> _TASK OBJECTIVE_:
The records underneath are to be repeated exactly, with the pictures left out.

> _RECORDS SUPPLIED_:
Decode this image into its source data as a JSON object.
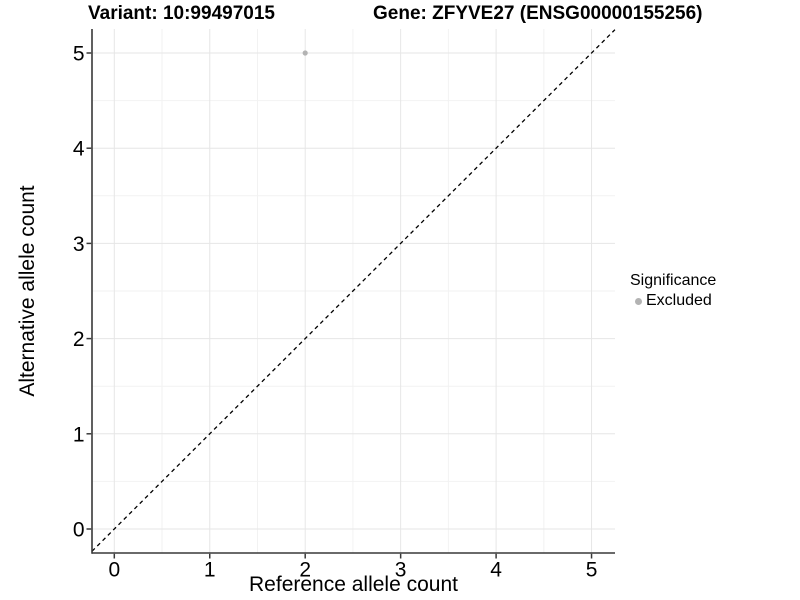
{
  "titles": {
    "variant": "Variant: 10:99497015",
    "gene": "Gene: ZFYVE27 (ENSG00000155256)"
  },
  "chart_data": {
    "type": "scatter",
    "title": "Variant: 10:99497015 — Gene: ZFYVE27 (ENSG00000155256)",
    "xlabel": "Reference allele count",
    "ylabel": "Alternative allele count",
    "x_ticks": [
      0,
      1,
      2,
      3,
      4,
      5
    ],
    "y_ticks": [
      0,
      1,
      2,
      3,
      4,
      5
    ],
    "xlim": [
      -0.234,
      5.245
    ],
    "ylim": [
      -0.234,
      5.245
    ],
    "grid": "major and minor gridlines on white background",
    "points": [
      {
        "x": 2,
        "y": 5,
        "series": "Excluded"
      }
    ],
    "identity_line": {
      "style": "dashed",
      "from": [
        -0.234,
        -0.234
      ],
      "to": [
        5.245,
        5.245
      ],
      "color": "#000000"
    },
    "legend": {
      "title": "Significance",
      "position": "right",
      "items": [
        {
          "label": "Excluded",
          "color": "#b3b3b3"
        }
      ]
    }
  },
  "colors": {
    "background": "#ffffff",
    "point": "#b3b3b3",
    "axis_line": "#383838",
    "grid_major": "#e6e6e6",
    "grid_minor": "#f2f2f2",
    "text": "#000000"
  }
}
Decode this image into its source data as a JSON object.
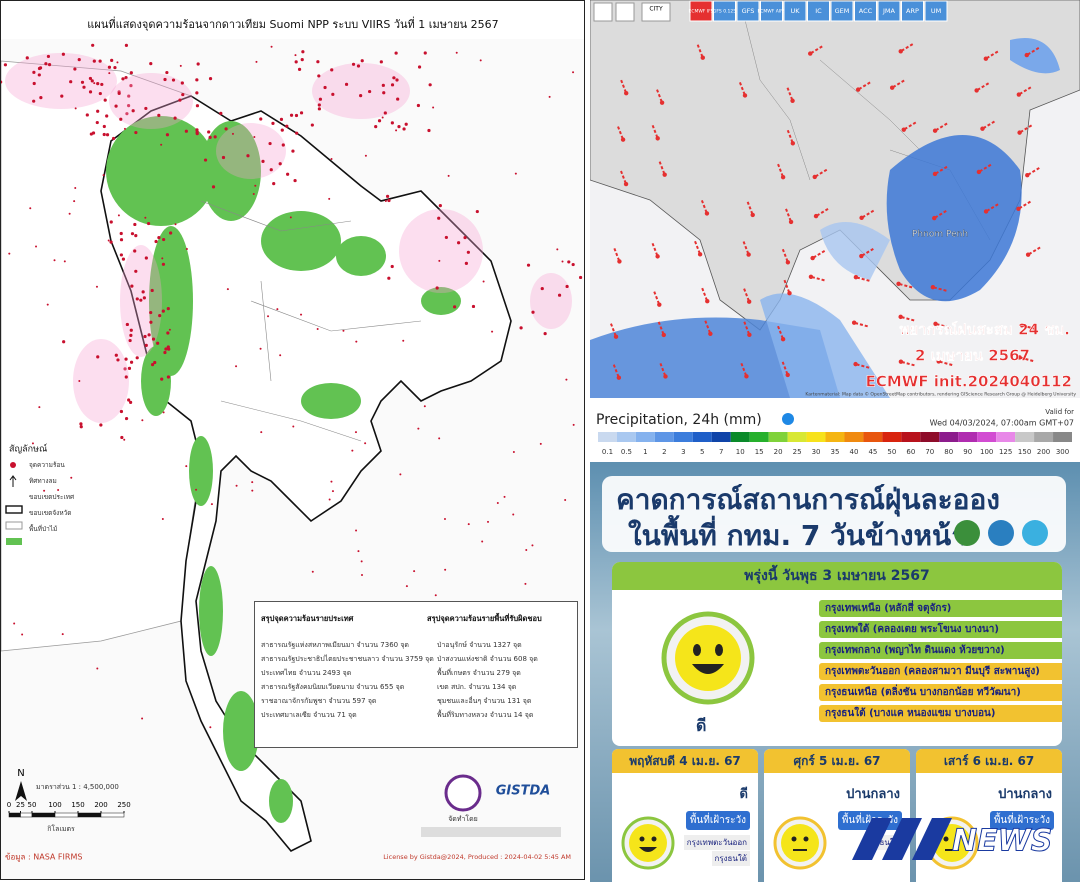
{
  "hotspot_map": {
    "title": "แผนที่แสดงจุดความร้อนจากดาวเทียม Suomi NPP ระบบ VIIRS  วันที่ 1 เมษายน 2567",
    "legend_title": "สัญลักษณ์",
    "legend_items": [
      "จุดความร้อน",
      "ทิศทางลม",
      "ขอบเขตประเทศ",
      "ขอบเขตจังหวัด",
      "พื้นที่ป่าไม้"
    ],
    "country_title": "สรุปจุดความร้อนรายประเทศ",
    "country_rows": [
      "สาธารณรัฐแห่งสหภาพเมียนมา  จำนวน 7360 จุด",
      "สาธารณรัฐประชาธิปไตยประชาชนลาว  จำนวน 3759 จุด",
      "ประเทศไทย  จำนวน 2493 จุด",
      "สาธารณรัฐสังคมนิยมเวียดนาม  จำนวน 655 จุด",
      "ราชอาณาจักรกัมพูชา  จำนวน 597 จุด",
      "ประเทศมาเลเซีย  จำนวน 71 จุด"
    ],
    "area_title": "สรุปจุดความร้อนรายพื้นที่รับผิดชอบ",
    "area_rows": [
      "ป่าอนุรักษ์  จำนวน 1327 จุด",
      "ป่าสงวนแห่งชาติ  จำนวน 608 จุด",
      "พื้นที่เกษตร  จำนวน 279 จุด",
      "เขต สปก.  จำนวน 134 จุด",
      "ชุมชนและอื่นๆ  จำนวน 131 จุด",
      "พื้นที่ริมทางหลวง  จำนวน 14 จุด"
    ],
    "north": "N",
    "scale_text": "มาตราส่วน 1 : 4,500,000",
    "scale_ticks": [
      0,
      25,
      50,
      100,
      150,
      200,
      250
    ],
    "scale_unit": "กิโลเมตร",
    "source": "ข้อมูล : NASA FIRMS",
    "made_by": "จัดทำโดย",
    "agency": "GISTDA",
    "license": "License by Gistda@2024, Produced :  2024-04-02 5:45 AM"
  },
  "weather_map": {
    "city_button": "CITY",
    "buttons": [
      "ECMWF IFS",
      "GFS 0.125",
      "GFS",
      "ECMWF AIFS",
      "UK",
      "IC",
      "GEM",
      "ACC",
      "JMA",
      "ARP",
      "UM"
    ],
    "place": "Phnom Penh",
    "overlay": [
      "พยากรณ์ฝนสะสม 24 ชม.",
      "2 เมษายน 2567",
      "ECMWF init.2024040112"
    ],
    "attribution": "Kartenmaterial: Map data © OpenStreetMap contributors, rendering GIScience Research Group @ Heidelberg University"
  },
  "precip_legend": {
    "title": "Precipitation, 24h (mm)",
    "valid_label": "Valid for",
    "valid_time": "Wed 04/03/2024, 07:00am GMT+07",
    "ticks": [
      0.1,
      0.5,
      1,
      2,
      3,
      5,
      7,
      10,
      15,
      20,
      25,
      30,
      35,
      40,
      45,
      50,
      60,
      70,
      80,
      90,
      100,
      125,
      150,
      200,
      300
    ],
    "colors": [
      "#c9d9ef",
      "#a9c8f0",
      "#85b2ee",
      "#5e96e6",
      "#3c7ddc",
      "#1f5fc8",
      "#0f44a8",
      "#0a8a2a",
      "#26b02c",
      "#7fd23a",
      "#d8e834",
      "#f7e21c",
      "#f5b512",
      "#f08a10",
      "#e8560e",
      "#d8240e",
      "#b8121c",
      "#8e0c2a",
      "#8c1c8c",
      "#b02cb0",
      "#d24cd2",
      "#e888e8",
      "#c8c8c8",
      "#a8a8a8",
      "#888888"
    ]
  },
  "dust_forecast": {
    "title_line1": "คาดการณ์สถานการณ์ฝุ่นละออง",
    "title_line2": "ในพื้นที่ กทม. 7 วันข้างหน้า",
    "today_header": "พรุ่งนี้ วันพุธ 3 เมษายน 2567",
    "today_level": "ดี",
    "zones": [
      {
        "label": "กรุงเทพเหนือ (หลักสี่ จตุจักร)",
        "color": "#8cc63f"
      },
      {
        "label": "กรุงเทพใต้ (คลองเตย พระโขนง บางนา)",
        "color": "#8cc63f"
      },
      {
        "label": "กรุงเทพกลาง (พญาไท ดินแดง ห้วยขวาง)",
        "color": "#8cc63f"
      },
      {
        "label": "กรุงเทพตะวันออก (คลองสามวา มีนบุรี สะพานสูง)",
        "color": "#f2c230"
      },
      {
        "label": "กรุงธนเหนือ (ตลิ่งชัน บางกอกน้อย ทวีวัฒนา)",
        "color": "#f2c230"
      },
      {
        "label": "กรุงธนใต้ (บางแค หนองแขม บางบอน)",
        "color": "#f2c230"
      }
    ],
    "days": [
      {
        "header": "พฤหัสบดี 4 เม.ย. 67",
        "level": "ดี",
        "watch": "พื้นที่เฝ้าระวัง",
        "areas": [
          "กรุงเทพตะวันออก",
          "กรุงธนใต้"
        ]
      },
      {
        "header": "ศุกร์ 5 เม.ย. 67",
        "level": "ปานกลาง",
        "watch": "พื้นที่เฝ้าระวัง",
        "areas": [
          "กรุงธนใต้"
        ]
      },
      {
        "header": "เสาร์ 6 เม.ย. 67",
        "level": "ปานกลาง",
        "watch": "พื้นที่เฝ้าระวัง",
        "areas": []
      }
    ],
    "logo": "NEWS"
  }
}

> _FINISHED ANSWER_:
Decode this image into its source data as a JSON object.
{
  "titles": {
    "variant": "Variant: 10:99497015",
    "gene": "Gene: ZFYVE27 (ENSG00000155256)"
  },
  "chart_data": {
    "type": "scatter",
    "title": "Variant: 10:99497015 — Gene: ZFYVE27 (ENSG00000155256)",
    "xlabel": "Reference allele count",
    "ylabel": "Alternative allele count",
    "x_ticks": [
      0,
      1,
      2,
      3,
      4,
      5
    ],
    "y_ticks": [
      0,
      1,
      2,
      3,
      4,
      5
    ],
    "xlim": [
      -0.234,
      5.245
    ],
    "ylim": [
      -0.234,
      5.245
    ],
    "grid": "major and minor gridlines on white background",
    "points": [
      {
        "x": 2,
        "y": 5,
        "series": "Excluded"
      }
    ],
    "identity_line": {
      "style": "dashed",
      "from": [
        -0.234,
        -0.234
      ],
      "to": [
        5.245,
        5.245
      ],
      "color": "#000000"
    },
    "legend": {
      "title": "Significance",
      "position": "right",
      "items": [
        {
          "label": "Excluded",
          "color": "#b3b3b3"
        }
      ]
    }
  },
  "colors": {
    "background": "#ffffff",
    "point": "#b3b3b3",
    "axis_line": "#383838",
    "grid_major": "#e6e6e6",
    "grid_minor": "#f2f2f2",
    "text": "#000000"
  }
}
Decode this image into its source data as a JSON object.
{
  "hotspot_map": {
    "title": "แผนที่แสดงจุดความร้อนจากดาวเทียม Suomi NPP ระบบ VIIRS  วันที่ 1 เมษายน 2567",
    "legend_title": "สัญลักษณ์",
    "legend_items": [
      "จุดความร้อน",
      "ทิศทางลม",
      "ขอบเขตประเทศ",
      "ขอบเขตจังหวัด",
      "พื้นที่ป่าไม้"
    ],
    "country_title": "สรุปจุดความร้อนรายประเทศ",
    "country_rows": [
      "สาธารณรัฐแห่งสหภาพเมียนมา  จำนวน 7360 จุด",
      "สาธารณรัฐประชาธิปไตยประชาชนลาว  จำนวน 3759 จุด",
      "ประเทศไทย  จำนวน 2493 จุด",
      "สาธารณรัฐสังคมนิยมเวียดนาม  จำนวน 655 จุด",
      "ราชอาณาจักรกัมพูชา  จำนวน 597 จุด",
      "ประเทศมาเลเซีย  จำนวน 71 จุด"
    ],
    "area_title": "สรุปจุดความร้อนรายพื้นที่รับผิดชอบ",
    "area_rows": [
      "ป่าอนุรักษ์  จำนวน 1327 จุด",
      "ป่าสงวนแห่งชาติ  จำนวน 608 จุด",
      "พื้นที่เกษตร  จำนวน 279 จุด",
      "เขต สปก.  จำนวน 134 จุด",
      "ชุมชนและอื่นๆ  จำนวน 131 จุด",
      "พื้นที่ริมทางหลวง  จำนวน 14 จุด"
    ],
    "north": "N",
    "scale_text": "มาตราส่วน 1 : 4,500,000",
    "scale_ticks": [
      0,
      25,
      50,
      100,
      150,
      200,
      250
    ],
    "scale_unit": "กิโลเมตร",
    "source": "ข้อมูล : NASA FIRMS",
    "made_by": "จัดทำโดย",
    "agency": "GISTDA",
    "license": "License by Gistda@2024, Produced :  2024-04-02 5:45 AM"
  },
  "weather_map": {
    "city_button": "CITY",
    "buttons": [
      "ECMWF IFS",
      "GFS 0.125",
      "GFS",
      "ECMWF AIFS",
      "UK",
      "IC",
      "GEM",
      "ACC",
      "JMA",
      "ARP",
      "UM"
    ],
    "place": "Phnom Penh",
    "overlay": [
      "พยากรณ์ฝนสะสม 24 ชม.",
      "2 เมษายน 2567",
      "ECMWF init.2024040112"
    ],
    "attribution": "Kartenmaterial: Map data © OpenStreetMap contributors, rendering GIScience Research Group @ Heidelberg University"
  },
  "precip_legend": {
    "title": "Precipitation, 24h (mm)",
    "valid_label": "Valid for",
    "valid_time": "Wed 04/03/2024, 07:00am GMT+07",
    "ticks": [
      0.1,
      0.5,
      1,
      2,
      3,
      5,
      7,
      10,
      15,
      20,
      25,
      30,
      35,
      40,
      45,
      50,
      60,
      70,
      80,
      90,
      100,
      125,
      150,
      200,
      300
    ],
    "colors": [
      "#c9d9ef",
      "#a9c8f0",
      "#85b2ee",
      "#5e96e6",
      "#3c7ddc",
      "#1f5fc8",
      "#0f44a8",
      "#0a8a2a",
      "#26b02c",
      "#7fd23a",
      "#d8e834",
      "#f7e21c",
      "#f5b512",
      "#f08a10",
      "#e8560e",
      "#d8240e",
      "#b8121c",
      "#8e0c2a",
      "#8c1c8c",
      "#b02cb0",
      "#d24cd2",
      "#e888e8",
      "#c8c8c8",
      "#a8a8a8",
      "#888888"
    ]
  },
  "dust_forecast": {
    "title_line1": "คาดการณ์สถานการณ์ฝุ่นละออง",
    "title_line2": "ในพื้นที่ กทม. 7 วันข้างหน้า",
    "today_header": "พรุ่งนี้ วันพุธ 3 เมษายน 2567",
    "today_level": "ดี",
    "zones": [
      {
        "label": "กรุงเทพเหนือ (หลักสี่ จตุจักร)",
        "color": "#8cc63f"
      },
      {
        "label": "กรุงเทพใต้ (คลองเตย พระโขนง บางนา)",
        "color": "#8cc63f"
      },
      {
        "label": "กรุงเทพกลาง (พญาไท ดินแดง ห้วยขวาง)",
        "color": "#8cc63f"
      },
      {
        "label": "กรุงเทพตะวันออก (คลองสามวา มีนบุรี สะพานสูง)",
        "color": "#f2c230"
      },
      {
        "label": "กรุงธนเหนือ (ตลิ่งชัน บางกอกน้อย ทวีวัฒนา)",
        "color": "#f2c230"
      },
      {
        "label": "กรุงธนใต้ (บางแค หนองแขม บางบอน)",
        "color": "#f2c230"
      }
    ],
    "days": [
      {
        "header": "พฤหัสบดี 4 เม.ย. 67",
        "level": "ดี",
        "watch": "พื้นที่เฝ้าระวัง",
        "areas": [
          "กรุงเทพตะวันออก",
          "กรุงธนใต้"
        ]
      },
      {
        "header": "ศุกร์ 5 เม.ย. 67",
        "level": "ปานกลาง",
        "watch": "พื้นที่เฝ้าระวัง",
        "areas": [
          "กรุงธนใต้"
        ]
      },
      {
        "header": "เสาร์ 6 เม.ย. 67",
        "level": "ปานกลาง",
        "watch": "พื้นที่เฝ้าระวัง",
        "areas": []
      }
    ],
    "logo": "NEWS"
  }
}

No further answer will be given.